> [Record extracts]
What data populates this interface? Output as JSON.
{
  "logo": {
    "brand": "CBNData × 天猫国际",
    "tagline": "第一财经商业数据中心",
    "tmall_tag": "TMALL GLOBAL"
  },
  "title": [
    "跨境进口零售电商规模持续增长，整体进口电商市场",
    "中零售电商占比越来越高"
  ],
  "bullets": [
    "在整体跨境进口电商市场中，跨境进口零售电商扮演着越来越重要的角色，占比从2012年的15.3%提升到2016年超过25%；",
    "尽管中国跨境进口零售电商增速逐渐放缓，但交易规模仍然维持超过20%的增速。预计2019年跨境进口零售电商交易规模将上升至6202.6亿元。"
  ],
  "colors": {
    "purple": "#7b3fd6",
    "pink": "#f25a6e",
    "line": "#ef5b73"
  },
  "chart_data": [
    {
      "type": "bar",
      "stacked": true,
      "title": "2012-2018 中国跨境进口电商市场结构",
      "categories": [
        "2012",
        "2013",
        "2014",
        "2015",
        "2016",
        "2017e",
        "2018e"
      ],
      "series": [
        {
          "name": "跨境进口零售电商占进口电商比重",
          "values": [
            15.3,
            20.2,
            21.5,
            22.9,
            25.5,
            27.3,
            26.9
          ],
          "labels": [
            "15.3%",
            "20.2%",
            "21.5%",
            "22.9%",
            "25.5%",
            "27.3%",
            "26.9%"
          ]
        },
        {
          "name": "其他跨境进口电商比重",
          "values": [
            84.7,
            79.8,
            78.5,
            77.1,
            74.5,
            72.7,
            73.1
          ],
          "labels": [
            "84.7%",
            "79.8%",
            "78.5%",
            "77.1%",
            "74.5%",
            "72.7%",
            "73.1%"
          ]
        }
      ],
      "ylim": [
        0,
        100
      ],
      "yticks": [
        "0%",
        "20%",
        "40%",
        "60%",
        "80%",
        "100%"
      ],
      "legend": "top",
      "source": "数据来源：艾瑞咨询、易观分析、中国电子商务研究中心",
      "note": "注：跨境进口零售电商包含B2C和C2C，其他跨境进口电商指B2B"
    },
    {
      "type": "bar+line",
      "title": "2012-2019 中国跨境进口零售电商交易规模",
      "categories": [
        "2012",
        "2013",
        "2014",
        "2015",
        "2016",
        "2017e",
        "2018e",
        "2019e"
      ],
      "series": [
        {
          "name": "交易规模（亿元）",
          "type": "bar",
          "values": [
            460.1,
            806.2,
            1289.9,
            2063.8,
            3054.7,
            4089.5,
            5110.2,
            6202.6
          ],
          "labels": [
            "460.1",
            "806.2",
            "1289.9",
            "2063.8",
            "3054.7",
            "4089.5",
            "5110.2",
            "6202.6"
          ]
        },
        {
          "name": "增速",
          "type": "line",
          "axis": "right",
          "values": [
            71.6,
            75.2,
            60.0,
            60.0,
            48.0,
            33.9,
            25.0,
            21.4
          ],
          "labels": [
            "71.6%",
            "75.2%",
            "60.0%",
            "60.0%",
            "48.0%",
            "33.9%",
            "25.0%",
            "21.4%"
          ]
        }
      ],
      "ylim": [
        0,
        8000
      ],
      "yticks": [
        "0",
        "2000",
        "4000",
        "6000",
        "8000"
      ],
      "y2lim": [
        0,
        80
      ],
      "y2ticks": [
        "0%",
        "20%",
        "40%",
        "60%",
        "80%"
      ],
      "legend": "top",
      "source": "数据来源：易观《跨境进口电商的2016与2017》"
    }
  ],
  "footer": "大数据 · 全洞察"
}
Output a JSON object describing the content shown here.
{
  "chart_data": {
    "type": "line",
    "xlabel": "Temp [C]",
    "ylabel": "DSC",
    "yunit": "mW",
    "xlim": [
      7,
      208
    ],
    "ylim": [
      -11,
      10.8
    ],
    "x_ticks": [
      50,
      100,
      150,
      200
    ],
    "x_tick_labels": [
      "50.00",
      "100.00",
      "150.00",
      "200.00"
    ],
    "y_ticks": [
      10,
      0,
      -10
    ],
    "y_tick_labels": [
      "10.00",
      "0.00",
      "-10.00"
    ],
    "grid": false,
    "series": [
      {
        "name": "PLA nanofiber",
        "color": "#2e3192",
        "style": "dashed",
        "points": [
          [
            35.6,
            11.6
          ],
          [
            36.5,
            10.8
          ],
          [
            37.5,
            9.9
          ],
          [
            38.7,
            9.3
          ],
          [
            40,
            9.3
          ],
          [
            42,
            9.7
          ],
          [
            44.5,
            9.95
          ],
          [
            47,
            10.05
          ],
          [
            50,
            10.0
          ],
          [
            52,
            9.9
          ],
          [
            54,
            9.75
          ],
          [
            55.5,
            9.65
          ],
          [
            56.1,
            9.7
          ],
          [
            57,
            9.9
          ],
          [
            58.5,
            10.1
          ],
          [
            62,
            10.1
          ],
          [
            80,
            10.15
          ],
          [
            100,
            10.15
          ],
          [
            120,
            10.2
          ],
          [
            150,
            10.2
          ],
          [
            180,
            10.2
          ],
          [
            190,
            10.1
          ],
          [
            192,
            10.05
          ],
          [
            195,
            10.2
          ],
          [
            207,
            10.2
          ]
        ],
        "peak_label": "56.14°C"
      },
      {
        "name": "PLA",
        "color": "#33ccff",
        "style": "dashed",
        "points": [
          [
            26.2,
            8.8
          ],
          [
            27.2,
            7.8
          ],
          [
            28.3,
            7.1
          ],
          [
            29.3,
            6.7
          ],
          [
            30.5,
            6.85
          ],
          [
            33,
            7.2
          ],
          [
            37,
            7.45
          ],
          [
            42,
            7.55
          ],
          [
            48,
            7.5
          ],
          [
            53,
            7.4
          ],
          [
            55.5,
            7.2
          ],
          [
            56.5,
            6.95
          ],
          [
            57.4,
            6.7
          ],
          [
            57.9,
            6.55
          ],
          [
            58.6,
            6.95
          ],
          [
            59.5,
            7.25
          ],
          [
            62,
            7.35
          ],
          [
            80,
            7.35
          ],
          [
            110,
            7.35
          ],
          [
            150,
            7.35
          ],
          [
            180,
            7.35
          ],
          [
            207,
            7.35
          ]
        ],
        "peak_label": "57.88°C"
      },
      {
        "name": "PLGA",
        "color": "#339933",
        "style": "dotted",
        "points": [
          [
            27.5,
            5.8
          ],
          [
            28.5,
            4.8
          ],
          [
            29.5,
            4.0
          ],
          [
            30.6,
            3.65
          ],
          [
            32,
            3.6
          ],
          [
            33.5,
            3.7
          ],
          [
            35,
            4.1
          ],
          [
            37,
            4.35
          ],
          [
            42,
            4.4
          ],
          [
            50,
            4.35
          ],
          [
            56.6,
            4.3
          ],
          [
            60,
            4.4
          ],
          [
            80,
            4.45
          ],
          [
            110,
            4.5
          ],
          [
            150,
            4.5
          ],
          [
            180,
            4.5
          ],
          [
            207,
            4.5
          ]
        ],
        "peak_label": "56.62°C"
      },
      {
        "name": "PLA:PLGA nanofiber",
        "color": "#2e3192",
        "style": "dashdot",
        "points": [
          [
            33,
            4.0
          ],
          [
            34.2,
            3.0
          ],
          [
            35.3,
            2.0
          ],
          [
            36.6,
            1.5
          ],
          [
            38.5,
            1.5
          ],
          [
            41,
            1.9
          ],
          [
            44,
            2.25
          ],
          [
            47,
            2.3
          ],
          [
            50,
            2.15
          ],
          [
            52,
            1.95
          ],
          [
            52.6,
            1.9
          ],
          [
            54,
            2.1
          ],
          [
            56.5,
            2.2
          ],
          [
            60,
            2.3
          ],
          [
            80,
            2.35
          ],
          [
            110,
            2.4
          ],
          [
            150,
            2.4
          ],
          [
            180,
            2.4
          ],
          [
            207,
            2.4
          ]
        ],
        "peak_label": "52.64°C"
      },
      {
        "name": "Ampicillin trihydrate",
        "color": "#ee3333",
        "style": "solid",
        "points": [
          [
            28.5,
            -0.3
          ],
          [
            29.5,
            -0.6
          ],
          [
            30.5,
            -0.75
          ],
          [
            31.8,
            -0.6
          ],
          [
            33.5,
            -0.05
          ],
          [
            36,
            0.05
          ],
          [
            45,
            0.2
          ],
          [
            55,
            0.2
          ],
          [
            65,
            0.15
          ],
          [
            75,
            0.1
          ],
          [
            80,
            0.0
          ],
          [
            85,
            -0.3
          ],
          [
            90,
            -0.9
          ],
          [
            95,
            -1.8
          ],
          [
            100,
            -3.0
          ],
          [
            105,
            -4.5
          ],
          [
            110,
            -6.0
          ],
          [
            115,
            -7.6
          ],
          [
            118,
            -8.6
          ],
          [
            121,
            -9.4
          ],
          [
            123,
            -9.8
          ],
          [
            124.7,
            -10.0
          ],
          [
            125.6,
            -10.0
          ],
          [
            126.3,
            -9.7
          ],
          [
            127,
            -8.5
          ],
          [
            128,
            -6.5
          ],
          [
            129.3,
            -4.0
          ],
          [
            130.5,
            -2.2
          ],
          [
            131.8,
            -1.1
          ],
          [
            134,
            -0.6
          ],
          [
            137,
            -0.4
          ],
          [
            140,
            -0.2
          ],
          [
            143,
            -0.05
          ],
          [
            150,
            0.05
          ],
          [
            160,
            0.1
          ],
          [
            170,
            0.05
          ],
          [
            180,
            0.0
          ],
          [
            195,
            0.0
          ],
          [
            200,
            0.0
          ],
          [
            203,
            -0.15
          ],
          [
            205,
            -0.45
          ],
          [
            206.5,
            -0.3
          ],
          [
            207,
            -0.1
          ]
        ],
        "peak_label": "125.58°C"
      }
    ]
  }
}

> [Exercise prompt]
How many lines of the data hold the string "JSON"? Reply with the number alone.

> [Result for this exercise]
2